§ **Your task**
Reproduce the full listing below unchanged, apart from the pictures.
* * * * * * * * *
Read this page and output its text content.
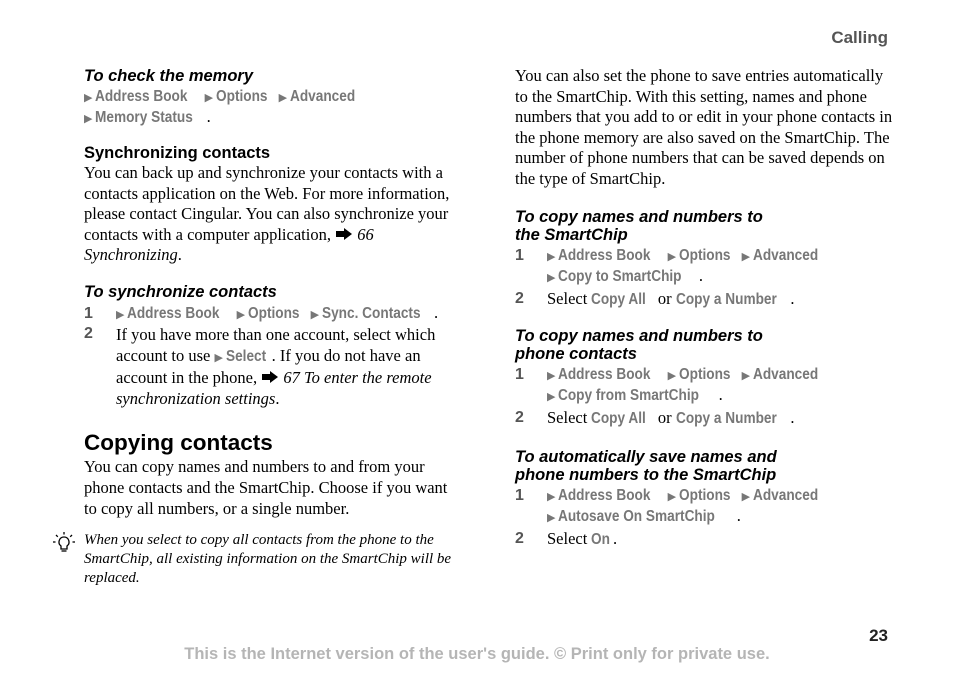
Calling
To check the memory
▶ Address Book ▶ Options ▶ Advanced
▶ Memory Status .
Synchronizing contacts

You can back up and synchronize your contacts with a contacts application on the Web. For more information, please contact Cingular. You can also synchronize your contacts with a computer application, 66 Synchronizing.

To synchronize contacts
1 ▶ Address Book ▶ Options ▶ Sync. Contacts .
2 If you have more than one account, select which account to use ▶ Select . If you do not have an account in the phone, 67 To enter the remote synchronization settings.

Copying contacts

You can copy names and numbers to and from your phone contacts and the SmartChip. Choose if you want to copy all numbers, or a single number.

When you select to copy all contacts from the phone to the SmartChip, all existing information on the SmartChip will be replaced.

You can also set the phone to save entries automatically to the SmartChip. With this setting, names and phone numbers that you add to or edit in your phone contacts in the phone memory are also saved on the SmartChip. The number of phone numbers that can be saved depends on the type of SmartChip.

To copy names and numbers to
the SmartChip
1 ▶ Address Book ▶ Options ▶ Advanced
▶ Copy to SmartChip .
2 Select Copy All or Copy a Number .
To copy names and numbers to
phone contacts
1 ▶ Address Book ▶ Options ▶ Advanced
▶ Copy from SmartChip .
2 Select Copy All or Copy a Number .
To automatically save names and
phone numbers to the SmartChip
1 ▶ Address Book ▶ Options ▶ Advanced
▶ Autosave On SmartChip .
2 Select On .
23
This is the Internet version of the user's guide. © Print only for private use.
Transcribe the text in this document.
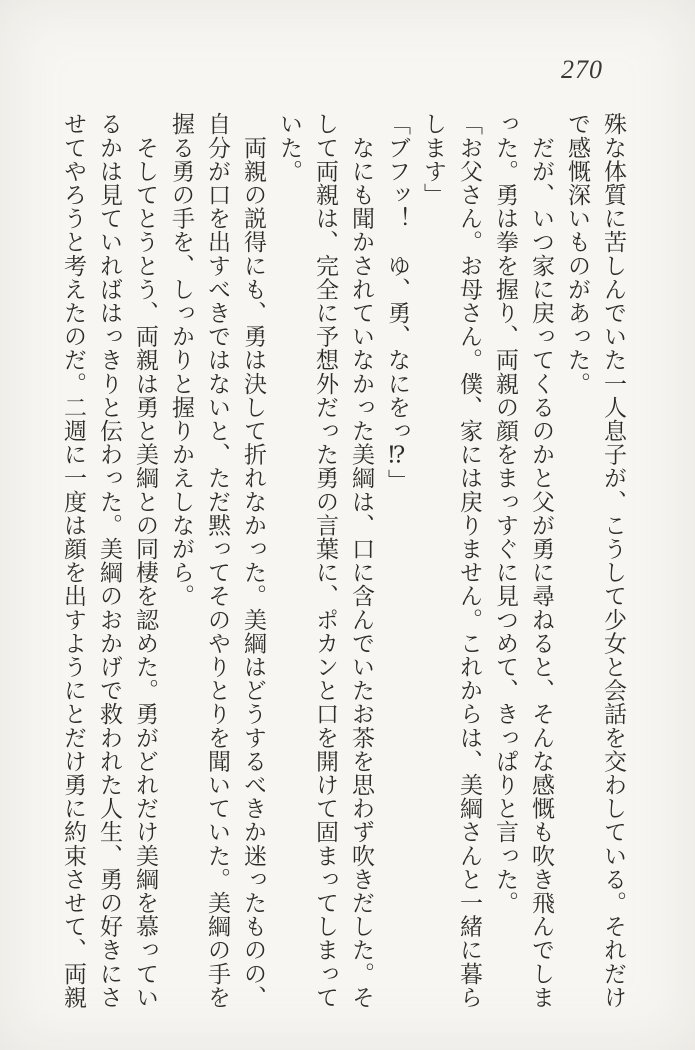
270
殊な体質に苦しんでいた一人息子が、こうして少女と会話を交わしている。それだけ
で感慨深いものがあった。
　だが、いつ家に戻ってくるのかと父が勇に尋ねると、そんな感慨も吹き飛んでしま
った。勇は拳を握り、両親の顔をまっすぐに見つめて、きっぱりと言った。
「お父さん。お母さん。僕、家には戻りません。これからは、美綱さんと一緒に暮ら
します」
「ブフッ！　ゆ、勇、なにをっ⁉」
　なにも聞かされていなかった美綱は、口に含んでいたお茶を思わず吹きだした。そ
して両親は、完全に予想外だった勇の言葉に、ポカンと口を開けて固まってしまって
いた。
　両親の説得にも、勇は決して折れなかった。美綱はどうするべきか迷ったものの、
自分が口を出すべきではないと、ただ黙ってそのやりとりを聞いていた。美綱の手を
握る勇の手を、しっかりと握りかえしながら。
　そしてとうとう、両親は勇と美綱との同棲を認めた。勇がどれだけ美綱を慕ってい
るかは見ていればはっきりと伝わった。美綱のおかげで救われた人生、勇の好きにさ
せてやろうと考えたのだ。二週に一度は顔を出すようにとだけ勇に約束させて、両親
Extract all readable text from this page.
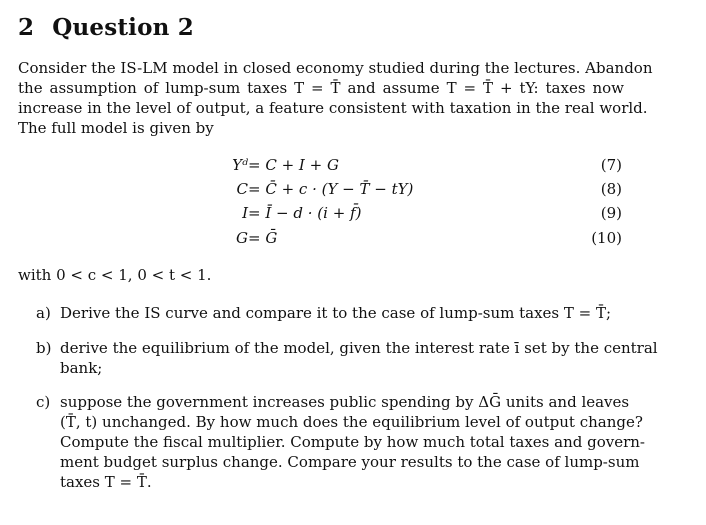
2 Question 2
Consider the IS-LM model in closed economy studied during the lectures. Abandon
the assumption of lump-sum taxes T = T̄ and assume T = T̄ + tY: taxes now
increase in the level of output, a feature consistent with taxation in the real world.
The full model is given by
Yᵈ = C + I + G	(7)
C = C̄ + c · (Y − T̄ − tY)	(8)
I = Ī − d · (i + f̄)	(9)
G = Ḡ	(10)
with 0 < c < 1, 0 < t < 1.
a) Derive the IS curve and compare it to the case of lump-sum taxes T = T̄;
b) derive the equilibrium of the model, given the interest rate ī set by the central
bank;
c) suppose the government increases public spending by ΔḠ units and leaves
(T̄, t) unchanged. By how much does the equilibrium level of output change?
Compute the fiscal multiplier. Compute by how much total taxes and govern-
ment budget surplus change. Compare your results to the case of lump-sum
taxes T = T̄.
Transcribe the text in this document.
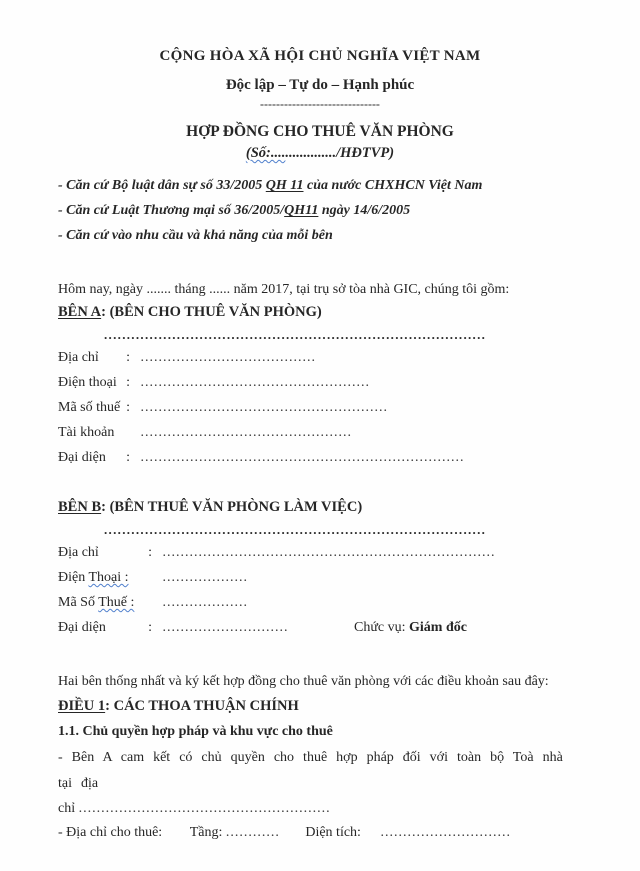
CỘNG HÒA XÃ HỘI CHỦ NGHĨA VIỆT NAM
Độc lập – Tự do – Hạnh phúc
------------------------------
HỢP ĐỒNG CHO THUÊ VĂN PHÒNG
(Số:................../HĐTVP)
- Căn cứ Bộ luật dân sự số 33/2005 QH 11 của nước CHXHCN Việt Nam
- Căn cứ Luật Thương mại số 36/2005/QH11 ngày 14/6/2005
- Căn cứ vào nhu cầu và khả năng của mỗi bên
Hôm nay, ngày ....... tháng ...... năm 2017, tại trụ sở tòa nhà GIC, chúng tôi gồm:
BÊN A: (BÊN CHO THUÊ VĂN PHÒNG)
....................................................................................
Địa chỉ : .......................................
Điện thoại : ...................................................
Mã số thuế : .......................................................
Tài khoản ...............................................
Đại diện : ........................................................................
BÊN B: (BÊN THUÊ VĂN PHÒNG LÀM VIỆC)
....................................................................................
Địa chỉ	: ..........................................................................
Điện Thoại : ...................
Mã Số Thuế : ...................
Đại diện	: ............................	Chức vụ: Giám đốc
Hai bên thống nhất và ký kết hợp đồng cho thuê văn phòng với các điều khoản sau đây:
ĐIỀU 1: CÁC THOA THUẬN CHÍNH
1.1. Chủ quyền hợp pháp và khu vực cho thuê
- Bên A cam kết có chủ quyền cho thuê hợp pháp đối với toàn bộ Toà nhà tại địa
chỉ ........................................................
- Địa chỉ cho thuê: Tầng: ............ Diện tích: .............................
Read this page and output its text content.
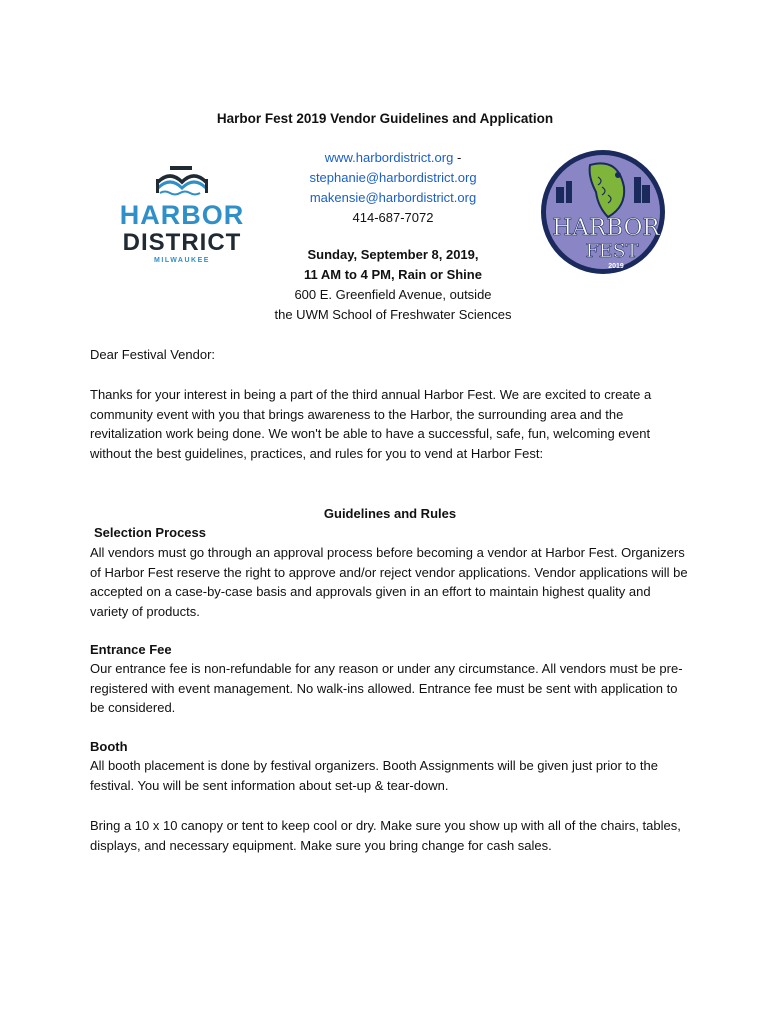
Harbor Fest 2019 Vendor Guidelines and Application
HARBOR
DISTRICT
MILWAUKEE
www.harbordistrict.org -
stephanie@harbordistrict.org
makensie@harbordistrict.org
414-687-7072	HARBOR
FEST
2019
Sunday, September 8, 2019,
11 AM to 4 PM, Rain or Shine
600 E. Greenfield Avenue, outside
the UWM School of Freshwater Sciences
Dear Festival Vendor:
Thanks for your interest in being a part of the third annual Harbor Fest. We are excited to create a community event with you that brings awareness to the Harbor, the surrounding area and the revitalization work being done. We won't be able to have a successful, safe, fun, welcoming event without the best guidelines, practices, and rules for you to vend at Harbor Fest:
Guidelines and Rules
Selection Process
All vendors must go through an approval process before becoming a vendor at Harbor Fest. Organizers of Harbor Fest reserve the right to approve and/or reject vendor applications. Vendor applications will be accepted on a case-by-case basis and approvals given in an effort to maintain highest quality and variety of products.
Entrance Fee
Our entrance fee is non-refundable for any reason or under any circumstance. All vendors must be pre-registered with event management. No walk-ins allowed. Entrance fee must be sent with application to be considered.
Booth
All booth placement is done by festival organizers. Booth Assignments will be given just prior to the festival. You will be sent information about set-up & tear-down.
Bring a 10 x 10 canopy or tent to keep cool or dry. Make sure you show up with all of the chairs, tables, displays, and necessary equipment. Make sure you bring change for cash sales.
* * * * * * * * *
§ **Answer to the task**
Read this page and output its text content.
Calling
To check the memory
▶ Address Book ▶ Options ▶ Advanced
▶ Memory Status .
Synchronizing contacts

You can back up and synchronize your contacts with a contacts application on the Web. For more information, please contact Cingular. You can also synchronize your contacts with a computer application, 66 Synchronizing.

To synchronize contacts
1 ▶ Address Book ▶ Options ▶ Sync. Contacts .
2 If you have more than one account, select which account to use ▶ Select . If you do not have an account in the phone, 67 To enter the remote synchronization settings.

Copying contacts

You can copy names and numbers to and from your phone contacts and the SmartChip. Choose if you want to copy all numbers, or a single number.

When you select to copy all contacts from the phone to the SmartChip, all existing information on the SmartChip will be replaced.

You can also set the phone to save entries automatically to the SmartChip. With this setting, names and phone numbers that you add to or edit in your phone contacts in the phone memory are also saved on the SmartChip. The number of phone numbers that can be saved depends on the type of SmartChip.

To copy names and numbers to
the SmartChip
1 ▶ Address Book ▶ Options ▶ Advanced
▶ Copy to SmartChip .
2 Select Copy All or Copy a Number .
To copy names and numbers to
phone contacts
1 ▶ Address Book ▶ Options ▶ Advanced
▶ Copy from SmartChip .
2 Select Copy All or Copy a Number .
To automatically save names and
phone numbers to the SmartChip
1 ▶ Address Book ▶ Options ▶ Advanced
▶ Autosave On SmartChip .
2 Select On .
23
This is the Internet version of the user's guide. © Print only for private use.
Transcribe the text in this document.
270
殊な体質に苦しんでいた一人息子が、こうして少女と会話を交わしている。それだけ
で感慨深いものがあった。
　だが、いつ家に戻ってくるのかと父が勇に尋ねると、そんな感慨も吹き飛んでしま
った。勇は拳を握り、両親の顔をまっすぐに見つめて、きっぱりと言った。
「お父さん。お母さん。僕、家には戻りません。これからは、美綱さんと一緒に暮ら
します」
「ブフッ！　ゆ、勇、なにをっ⁉」
　なにも聞かされていなかった美綱は、口に含んでいたお茶を思わず吹きだした。そ
して両親は、完全に予想外だった勇の言葉に、ポカンと口を開けて固まってしまって
いた。
　両親の説得にも、勇は決して折れなかった。美綱はどうするべきか迷ったものの、
自分が口を出すべきではないと、ただ黙ってそのやりとりを聞いていた。美綱の手を
握る勇の手を、しっかりと握りかえしながら。
　そしてとうとう、両親は勇と美綱との同棲を認めた。勇がどれだけ美綱を慕ってい
るかは見ていればはっきりと伝わった。美綱のおかげで救われた人生、勇の好きにさ
せてやろうと考えたのだ。二週に一度は顔を出すようにとだけ勇に約束させて、両親
Extract all readable text from this page.
2 Question 2
Consider the IS-LM model in closed economy studied during the lectures. Abandon
the assumption of lump-sum taxes T = T̄ and assume T = T̄ + tY: taxes now
increase in the level of output, a feature consistent with taxation in the real world.
The full model is given by
Yᵈ = C + I + G	(7)
C = C̄ + c · (Y − T̄ − tY)	(8)
I = Ī − d · (i + f̄)	(9)
G = Ḡ	(10)
with 0 < c < 1, 0 < t < 1.
a) Derive the IS curve and compare it to the case of lump-sum taxes T = T̄;
b) derive the equilibrium of the model, given the interest rate ī set by the central
bank;
c) suppose the government increases public spending by ΔḠ units and leaves
(T̄, t) unchanged. By how much does the equilibrium level of output change?
Compute the fiscal multiplier. Compute by how much total taxes and govern-
ment budget surplus change. Compare your results to the case of lump-sum
taxes T = T̄.
Transcribe the text in this document.
CỘNG HÒA XÃ HỘI CHỦ NGHĨA VIỆT NAM
Độc lập – Tự do – Hạnh phúc
------------------------------
HỢP ĐỒNG CHO THUÊ VĂN PHÒNG
(Số:................../HĐTVP)
- Căn cứ Bộ luật dân sự số 33/2005 QH 11 của nước CHXHCN Việt Nam
- Căn cứ Luật Thương mại số 36/2005/QH11 ngày 14/6/2005
- Căn cứ vào nhu cầu và khả năng của mỗi bên
Hôm nay, ngày ....... tháng ...... năm 2017, tại trụ sở tòa nhà GIC, chúng tôi gồm:
BÊN A: (BÊN CHO THUÊ VĂN PHÒNG)
....................................................................................
Địa chỉ : .......................................
Điện thoại : ...................................................
Mã số thuế : .......................................................
Tài khoản ...............................................
Đại diện : ........................................................................
BÊN B: (BÊN THUÊ VĂN PHÒNG LÀM VIỆC)
....................................................................................
Địa chỉ	: ..........................................................................
Điện Thoại : ...................
Mã Số Thuế : ...................
Đại diện	: ............................	Chức vụ: Giám đốc
Hai bên thống nhất và ký kết hợp đồng cho thuê văn phòng với các điều khoản sau đây:
ĐIỀU 1: CÁC THOA THUẬN CHÍNH
1.1. Chủ quyền hợp pháp và khu vực cho thuê
- Bên A cam kết có chủ quyền cho thuê hợp pháp đối với toàn bộ Toà nhà tại địa
chỉ ........................................................
- Địa chỉ cho thuê: Tầng: ............ Diện tích: .............................
Read this page and output its text content.
Harbor Fest 2019 Vendor Guidelines and Application
HARBOR
DISTRICT
MILWAUKEE
www.harbordistrict.org -
stephanie@harbordistrict.org
makensie@harbordistrict.org
414-687-7072	HARBOR
FEST
2019
Sunday, September 8, 2019,
11 AM to 4 PM, Rain or Shine
600 E. Greenfield Avenue, outside
the UWM School of Freshwater Sciences
Dear Festival Vendor:
Thanks for your interest in being a part of the third annual Harbor Fest. We are excited to create a community event with you that brings awareness to the Harbor, the surrounding area and the revitalization work being done. We won't be able to have a successful, safe, fun, welcoming event without the best guidelines, practices, and rules for you to vend at Harbor Fest:
Guidelines and Rules
Selection Process
All vendors must go through an approval process before becoming a vendor at Harbor Fest. Organizers of Harbor Fest reserve the right to approve and/or reject vendor applications. Vendor applications will be accepted on a case-by-case basis and approvals given in an effort to maintain highest quality and variety of products.
Entrance Fee
Our entrance fee is non-refundable for any reason or under any circumstance. All vendors must be pre-registered with event management. No walk-ins allowed. Entrance fee must be sent with application to be considered.
Booth
All booth placement is done by festival organizers. Booth Assignments will be given just prior to the festival. You will be sent information about set-up & tear-down.
Bring a 10 x 10 canopy or tent to keep cool or dry. Make sure you show up with all of the chairs, tables, displays, and necessary equipment. Make sure you bring change for cash sales.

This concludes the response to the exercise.